▶ [Dataset listings of figures]
---+---

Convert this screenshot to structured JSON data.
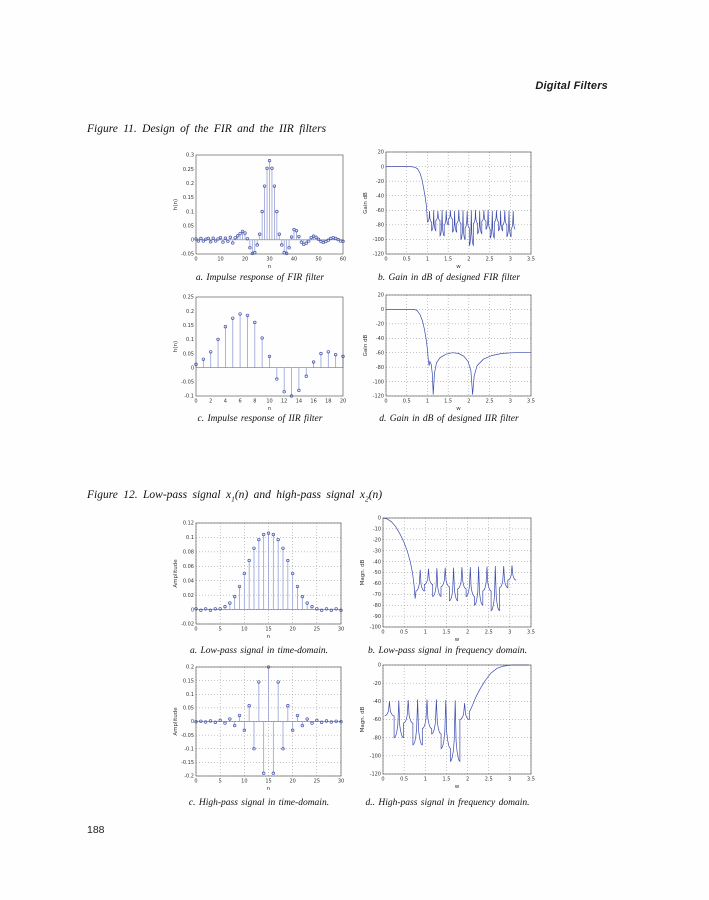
{
  "page": {
    "header": "Digital Filters",
    "page_number": "188"
  },
  "figure11": {
    "caption": "Figure 11. Design of the FIR and the IIR filters"
  },
  "figure12": {
    "caption_pre": "Figure 12. Low-pass signal x",
    "caption_sub1": "1",
    "caption_mid": "(n) and high-pass signal x",
    "caption_sub2": "2",
    "caption_post": "(n)"
  },
  "chart_data": [
    {
      "id": "fir-impulse",
      "type": "stem",
      "grid": false,
      "caption": "a. Impulse response of FIR filter",
      "xlabel": "n",
      "ylabel": "h(n)",
      "xlim": [
        0,
        60
      ],
      "ylim": [
        -0.05,
        0.3
      ],
      "xticks": [
        0,
        10,
        20,
        30,
        40,
        50,
        60
      ],
      "yticks": [
        0.3,
        0.25,
        0.2,
        0.15,
        0.1,
        0.05,
        0,
        -0.05
      ],
      "n0": 0,
      "values": [
        0.003,
        -0.004,
        0.005,
        -0.004,
        0.002,
        0.005,
        -0.007,
        0.006,
        -0.004,
        0.003,
        0.008,
        -0.008,
        0.006,
        -0.005,
        0.009,
        -0.011,
        0.007,
        0.014,
        0.022,
        0.03,
        0.024,
        0.004,
        -0.028,
        -0.048,
        -0.045,
        -0.018,
        0.02,
        0.1,
        0.19,
        0.253,
        0.28,
        0.253,
        0.19,
        0.1,
        0.02,
        -0.018,
        -0.045,
        -0.048,
        -0.028,
        0.01,
        0.036,
        0.032,
        0.012,
        -0.008,
        -0.016,
        -0.012,
        -0.004,
        0.008,
        0.013,
        0.009,
        0.002,
        -0.006,
        -0.009,
        -0.006,
        -0.001,
        0.005,
        0.008,
        0.005,
        0.001,
        -0.004,
        -0.005
      ]
    },
    {
      "id": "fir-gain",
      "type": "line",
      "grid": true,
      "caption": "b. Gain in dB of designed FIR filter",
      "xlabel": "w",
      "ylabel": "Gain dB",
      "xlim": [
        0,
        3.5
      ],
      "ylim": [
        -120,
        20
      ],
      "xticks": [
        0,
        0.5,
        1,
        1.5,
        2,
        2.5,
        3,
        3.5
      ],
      "yticks": [
        20,
        0,
        -20,
        -40,
        -60,
        -80,
        -100,
        -120
      ],
      "segments": [
        {
          "type": "points",
          "pts": [
            [
              0,
              0
            ],
            [
              0.6,
              0
            ],
            [
              0.7,
              -1
            ],
            [
              0.76,
              -3
            ],
            [
              0.82,
              -9
            ],
            [
              0.87,
              -18
            ],
            [
              0.91,
              -30
            ],
            [
              0.95,
              -44
            ],
            [
              0.98,
              -56
            ]
          ]
        },
        {
          "type": "lobes",
          "from": 1.0,
          "to": 3.12,
          "tops": [
            -61,
            -60,
            -61,
            -59.5,
            -60.5,
            -60,
            -61,
            -59.5,
            -60,
            -61,
            -60,
            -59.5,
            -61,
            -60,
            -59.5,
            -60.5,
            -60,
            -61,
            -60,
            -60.5,
            -61
          ],
          "depths": [
            -76,
            -88,
            -74,
            -95,
            -80,
            -72,
            -90,
            -78,
            -100,
            -84,
            -108,
            -78,
            -92,
            -75,
            -86,
            -98,
            -76,
            -88,
            -80,
            -96,
            -86
          ]
        }
      ]
    },
    {
      "id": "iir-impulse",
      "type": "stem",
      "grid": false,
      "caption": "c. Impulse response of IIR filter",
      "xlabel": "n",
      "ylabel": "h(n)",
      "xlim": [
        0,
        20
      ],
      "ylim": [
        -0.1,
        0.25
      ],
      "xticks": [
        0,
        2,
        4,
        6,
        8,
        10,
        12,
        14,
        16,
        18,
        20
      ],
      "yticks": [
        0.25,
        0.2,
        0.15,
        0.1,
        0.05,
        0,
        -0.05,
        -0.1
      ],
      "n0": 0,
      "values": [
        0.012,
        0.03,
        0.056,
        0.1,
        0.145,
        0.175,
        0.19,
        0.185,
        0.16,
        0.105,
        0.04,
        -0.04,
        -0.085,
        -0.105,
        -0.08,
        -0.03,
        0.02,
        0.05,
        0.056,
        0.046,
        0.04
      ]
    },
    {
      "id": "iir-gain",
      "type": "line",
      "grid": true,
      "caption": "d. Gain in dB of designed IIR filter",
      "xlabel": "w",
      "ylabel": "Gain dB",
      "xlim": [
        0,
        3.5
      ],
      "ylim": [
        -120,
        20
      ],
      "xticks": [
        0,
        0.5,
        1,
        1.5,
        2,
        2.5,
        3,
        3.5
      ],
      "yticks": [
        20,
        0,
        -20,
        -40,
        -60,
        -80,
        -100,
        -120
      ],
      "segments": [
        {
          "type": "points",
          "pts": [
            [
              0,
              0
            ],
            [
              0.68,
              0
            ],
            [
              0.75,
              -1.5
            ],
            [
              0.82,
              -7
            ],
            [
              0.88,
              -16
            ],
            [
              0.93,
              -28
            ],
            [
              0.97,
              -42
            ],
            [
              1.0,
              -55
            ],
            [
              1.02,
              -70
            ],
            [
              1.04,
              -78
            ],
            [
              1.06,
              -72
            ],
            [
              1.09,
              -76
            ],
            [
              1.12,
              -90
            ],
            [
              1.14,
              -118
            ],
            [
              1.17,
              -88
            ],
            [
              1.22,
              -74
            ],
            [
              1.3,
              -67
            ],
            [
              1.45,
              -62
            ],
            [
              1.6,
              -60
            ],
            [
              1.75,
              -61
            ],
            [
              1.88,
              -65
            ],
            [
              1.98,
              -72
            ],
            [
              2.05,
              -85
            ],
            [
              2.09,
              -118
            ],
            [
              2.13,
              -92
            ],
            [
              2.2,
              -78
            ],
            [
              2.35,
              -69
            ],
            [
              2.55,
              -64
            ],
            [
              2.8,
              -61
            ],
            [
              3.1,
              -60
            ],
            [
              3.5,
              -60
            ]
          ]
        }
      ]
    },
    {
      "id": "lp-time",
      "type": "stem",
      "grid": true,
      "caption": "a. Low-pass signal in time-domain.",
      "xlabel": "n",
      "ylabel": "Amplitude",
      "xlim": [
        0,
        30
      ],
      "ylim": [
        -0.02,
        0.12
      ],
      "xticks": [
        0,
        5,
        10,
        15,
        20,
        25,
        30
      ],
      "yticks": [
        0.12,
        0.1,
        0.08,
        0.06,
        0.04,
        0.02,
        0,
        -0.02
      ],
      "n0": 0,
      "values": [
        0.001,
        -0.001,
        0.001,
        -0.001,
        0.001,
        0.001,
        0.004,
        0.009,
        0.018,
        0.032,
        0.05,
        0.068,
        0.085,
        0.097,
        0.104,
        0.106,
        0.104,
        0.097,
        0.085,
        0.068,
        0.05,
        0.032,
        0.018,
        0.009,
        0.004,
        0.001,
        -0.001,
        0.001,
        -0.001,
        0.001,
        -0.001
      ]
    },
    {
      "id": "lp-freq",
      "type": "line",
      "grid": true,
      "caption": "b. Low-pass signal in frequency domain.",
      "xlabel": "w",
      "ylabel": "Magn. dB",
      "xlim": [
        0,
        3.5
      ],
      "ylim": [
        -100,
        0
      ],
      "xticks": [
        0,
        0.5,
        1,
        1.5,
        2,
        2.5,
        3,
        3.5
      ],
      "yticks": [
        0,
        -10,
        -20,
        -30,
        -40,
        -50,
        -60,
        -70,
        -80,
        -90,
        -100
      ],
      "segments": [
        {
          "type": "points",
          "pts": [
            [
              0,
              0
            ],
            [
              0.1,
              -0.8
            ],
            [
              0.2,
              -3.5
            ],
            [
              0.3,
              -8
            ],
            [
              0.4,
              -14.5
            ],
            [
              0.5,
              -22.5
            ],
            [
              0.58,
              -31
            ],
            [
              0.65,
              -41
            ],
            [
              0.7,
              -51
            ],
            [
              0.735,
              -62
            ],
            [
              0.76,
              -74
            ]
          ]
        },
        {
          "type": "lobes",
          "from": 0.78,
          "to": 3.15,
          "tops": [
            -47.5,
            -46.5,
            -46,
            -45.5,
            -45.5,
            -45,
            -45,
            -44.5,
            -44.5,
            -44,
            -44,
            -43.5
          ],
          "depths": [
            -67,
            -61,
            -72,
            -63,
            -76,
            -65,
            -72,
            -80,
            -67,
            -85,
            -64,
            -57
          ]
        }
      ]
    },
    {
      "id": "hp-time",
      "type": "stem",
      "grid": true,
      "caption": "c. High-pass signal in time-domain.",
      "xlabel": "n",
      "ylabel": "Amplitude",
      "xlim": [
        0,
        30
      ],
      "ylim": [
        -0.2,
        0.2
      ],
      "xticks": [
        0,
        5,
        10,
        15,
        20,
        25,
        30
      ],
      "yticks": [
        0.2,
        0.15,
        0.1,
        0.05,
        0,
        -0.05,
        -0.1,
        -0.15,
        -0.2
      ],
      "n0": 0,
      "values": [
        -0.001,
        0.001,
        -0.002,
        0.002,
        -0.003,
        0.004,
        -0.006,
        0.009,
        -0.015,
        0.022,
        -0.032,
        0.058,
        -0.1,
        0.145,
        -0.19,
        0.2,
        -0.19,
        0.145,
        -0.1,
        0.058,
        -0.032,
        0.022,
        -0.015,
        0.009,
        -0.006,
        0.004,
        -0.003,
        0.002,
        -0.002,
        0.001,
        -0.001
      ]
    },
    {
      "id": "hp-freq",
      "type": "line",
      "grid": true,
      "caption": "d.. High-pass signal in frequency domain.",
      "xlabel": "w",
      "ylabel": "Magn. dB",
      "xlim": [
        0,
        3.5
      ],
      "ylim": [
        -120,
        0
      ],
      "xticks": [
        0,
        0.5,
        1,
        1.5,
        2,
        2.5,
        3,
        3.5
      ],
      "yticks": [
        0,
        -20,
        -40,
        -60,
        -80,
        -100,
        -120
      ],
      "segments": [
        {
          "type": "lobes",
          "from": 0.04,
          "to": 2.04,
          "tops": [
            -40,
            -39,
            -38.5,
            -38,
            -38,
            -38,
            -38.5,
            -39,
            -42
          ],
          "depths": [
            -56,
            -80,
            -64,
            -88,
            -70,
            -76,
            -92,
            -106,
            -60
          ]
        },
        {
          "type": "points",
          "pts": [
            [
              2.04,
              -52
            ],
            [
              2.12,
              -44
            ],
            [
              2.2,
              -35
            ],
            [
              2.3,
              -26
            ],
            [
              2.42,
              -17
            ],
            [
              2.55,
              -9
            ],
            [
              2.7,
              -3.5
            ],
            [
              2.85,
              -1.2
            ],
            [
              3.0,
              -0.2
            ],
            [
              3.1,
              0
            ],
            [
              3.45,
              0
            ]
          ]
        }
      ]
    }
  ]
}
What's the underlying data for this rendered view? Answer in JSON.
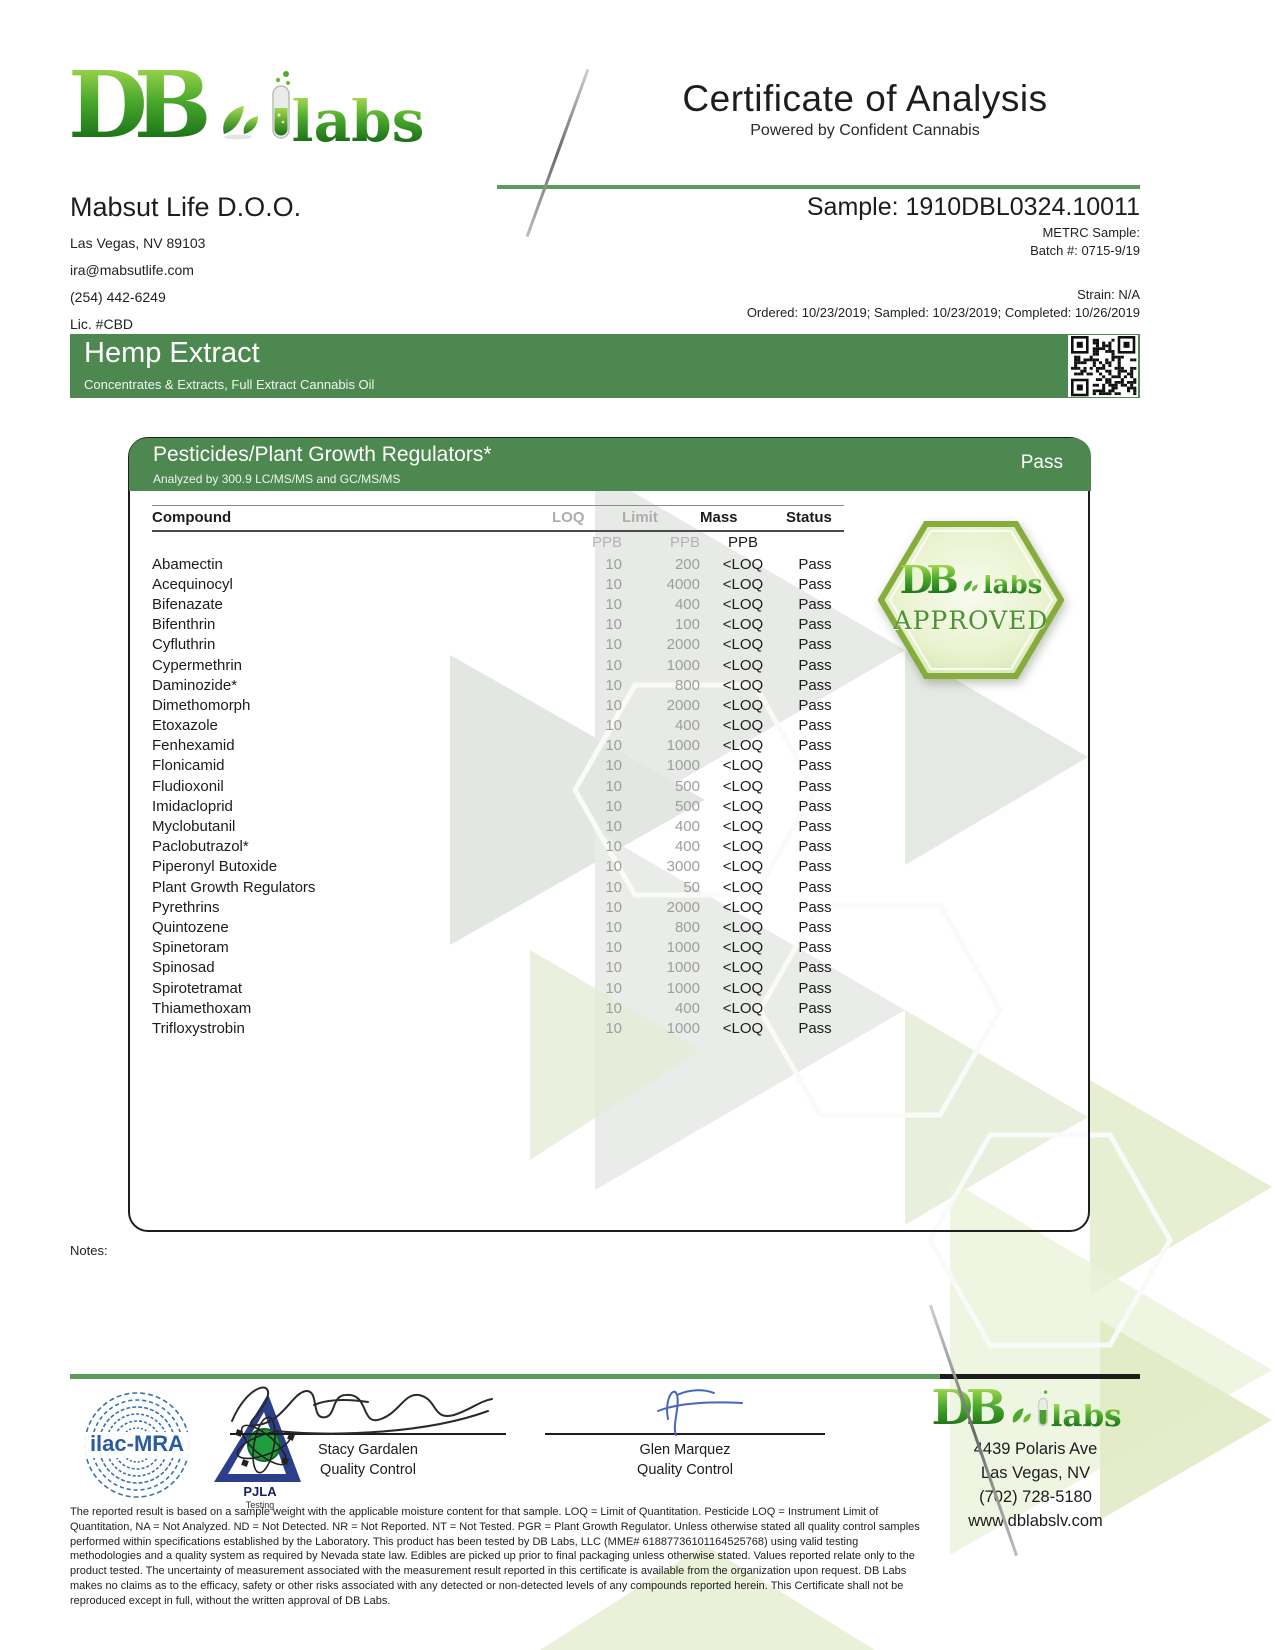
{
  "colors": {
    "banner_green": "#4e8851",
    "rule_green": "#5a9c5c",
    "logo_green_light": "#9fd64d",
    "logo_green_dark": "#156b15",
    "muted_gray": "#9e9e9e",
    "signature_blue": "#4a66b8"
  },
  "header": {
    "logo": {
      "db": "DB",
      "labs": "labs"
    },
    "title": "Certificate of Analysis",
    "subtitle": "Powered by Confident Cannabis"
  },
  "client": {
    "name": "Mabsut Life D.O.O.",
    "address": "Las Vegas, NV 89103",
    "email": "ira@mabsutlife.com",
    "phone": "(254) 442-6249",
    "license": "Lic. #CBD"
  },
  "sample": {
    "id": "Sample: 1910DBL0324.10011",
    "metrc": "METRC Sample:",
    "batch": "Batch #: 0715-9/19",
    "strain": "Strain: N/A",
    "dates": "Ordered: 10/23/2019; Sampled: 10/23/2019; Completed: 10/26/2019"
  },
  "product": {
    "name": "Hemp Extract",
    "category": "Concentrates & Extracts, Full Extract Cannabis Oil"
  },
  "panel": {
    "title": "Pesticides/Plant Growth Regulators*",
    "method": "Analyzed by 300.9 LC/MS/MS and GC/MS/MS",
    "status": "Pass",
    "columns": [
      "Compound",
      "LOQ",
      "Limit",
      "Mass",
      "Status"
    ],
    "units": [
      "PPB",
      "PPB",
      "PPB"
    ],
    "rows": [
      {
        "compound": "Abamectin",
        "loq": "10",
        "limit": "200",
        "mass": "<LOQ",
        "status": "Pass"
      },
      {
        "compound": "Acequinocyl",
        "loq": "10",
        "limit": "4000",
        "mass": "<LOQ",
        "status": "Pass"
      },
      {
        "compound": "Bifenazate",
        "loq": "10",
        "limit": "400",
        "mass": "<LOQ",
        "status": "Pass"
      },
      {
        "compound": "Bifenthrin",
        "loq": "10",
        "limit": "100",
        "mass": "<LOQ",
        "status": "Pass"
      },
      {
        "compound": "Cyfluthrin",
        "loq": "10",
        "limit": "2000",
        "mass": "<LOQ",
        "status": "Pass"
      },
      {
        "compound": "Cypermethrin",
        "loq": "10",
        "limit": "1000",
        "mass": "<LOQ",
        "status": "Pass"
      },
      {
        "compound": "Daminozide*",
        "loq": "10",
        "limit": "800",
        "mass": "<LOQ",
        "status": "Pass"
      },
      {
        "compound": "Dimethomorph",
        "loq": "10",
        "limit": "2000",
        "mass": "<LOQ",
        "status": "Pass"
      },
      {
        "compound": "Etoxazole",
        "loq": "10",
        "limit": "400",
        "mass": "<LOQ",
        "status": "Pass"
      },
      {
        "compound": "Fenhexamid",
        "loq": "10",
        "limit": "1000",
        "mass": "<LOQ",
        "status": "Pass"
      },
      {
        "compound": "Flonicamid",
        "loq": "10",
        "limit": "1000",
        "mass": "<LOQ",
        "status": "Pass"
      },
      {
        "compound": "Fludioxonil",
        "loq": "10",
        "limit": "500",
        "mass": "<LOQ",
        "status": "Pass"
      },
      {
        "compound": "Imidacloprid",
        "loq": "10",
        "limit": "500",
        "mass": "<LOQ",
        "status": "Pass"
      },
      {
        "compound": "Myclobutanil",
        "loq": "10",
        "limit": "400",
        "mass": "<LOQ",
        "status": "Pass"
      },
      {
        "compound": "Paclobutrazol*",
        "loq": "10",
        "limit": "400",
        "mass": "<LOQ",
        "status": "Pass"
      },
      {
        "compound": "Piperonyl Butoxide",
        "loq": "10",
        "limit": "3000",
        "mass": "<LOQ",
        "status": "Pass"
      },
      {
        "compound": "Plant Growth Regulators",
        "loq": "10",
        "limit": "50",
        "mass": "<LOQ",
        "status": "Pass"
      },
      {
        "compound": "Pyrethrins",
        "loq": "10",
        "limit": "2000",
        "mass": "<LOQ",
        "status": "Pass"
      },
      {
        "compound": "Quintozene",
        "loq": "10",
        "limit": "800",
        "mass": "<LOQ",
        "status": "Pass"
      },
      {
        "compound": "Spinetoram",
        "loq": "10",
        "limit": "1000",
        "mass": "<LOQ",
        "status": "Pass"
      },
      {
        "compound": "Spinosad",
        "loq": "10",
        "limit": "1000",
        "mass": "<LOQ",
        "status": "Pass"
      },
      {
        "compound": "Spirotetramat",
        "loq": "10",
        "limit": "1000",
        "mass": "<LOQ",
        "status": "Pass"
      },
      {
        "compound": "Thiamethoxam",
        "loq": "10",
        "limit": "400",
        "mass": "<LOQ",
        "status": "Pass"
      },
      {
        "compound": "Trifloxystrobin",
        "loq": "10",
        "limit": "1000",
        "mass": "<LOQ",
        "status": "Pass"
      }
    ]
  },
  "badge": {
    "db": "DB",
    "labs": "labs",
    "approved": "APPROVED"
  },
  "notes_label": "Notes:",
  "accreditations": {
    "ilac": "ilac-MRA",
    "pjla": "PJLA",
    "pjla_sub": "Testing"
  },
  "signatures": [
    {
      "name": "Stacy Gardalen",
      "title": "Quality Control"
    },
    {
      "name": "Glen Marquez",
      "title": "Quality Control"
    }
  ],
  "lab": {
    "logo": {
      "db": "DB",
      "labs": "labs"
    },
    "address": "4439 Polaris Ave",
    "city": "Las Vegas, NV",
    "phone": "(702) 728-5180",
    "website": "www.dblabslv.com"
  },
  "disclaimer": "The reported result is based on a sample weight with the applicable moisture content for that sample. LOQ = Limit of Quantitation. Pesticide LOQ = Instrument Limit of Quantitation, NA = Not Analyzed. ND = Not Detected. NR = Not Reported. NT = Not Tested. PGR = Plant Growth Regulator. Unless otherwise stated all quality control samples performed within specifications established by the Laboratory. This product has been tested by DB Labs, LLC (MME# 61887736101164525768) using valid testing methodologies and a quality system as required by Nevada state law. Edibles are picked up prior to final packaging unless otherwise stated. Values reported relate only to the product tested. The uncertainty of measurement associated with the measurement result reported in this certificate is available from the organization upon request. DB Labs makes no claims as to the efficacy, safety or other risks associated with any detected or non-detected levels of any compounds reported herein. This Certificate shall not be reproduced except in full, without the written approval of DB Labs."
}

---+---

Pull out every line holding "Extract" from the records above, and copy it.

    "name": "Hemp Extract",
    "category": "Concentrates & Extracts, Full Extract Cannabis Oil"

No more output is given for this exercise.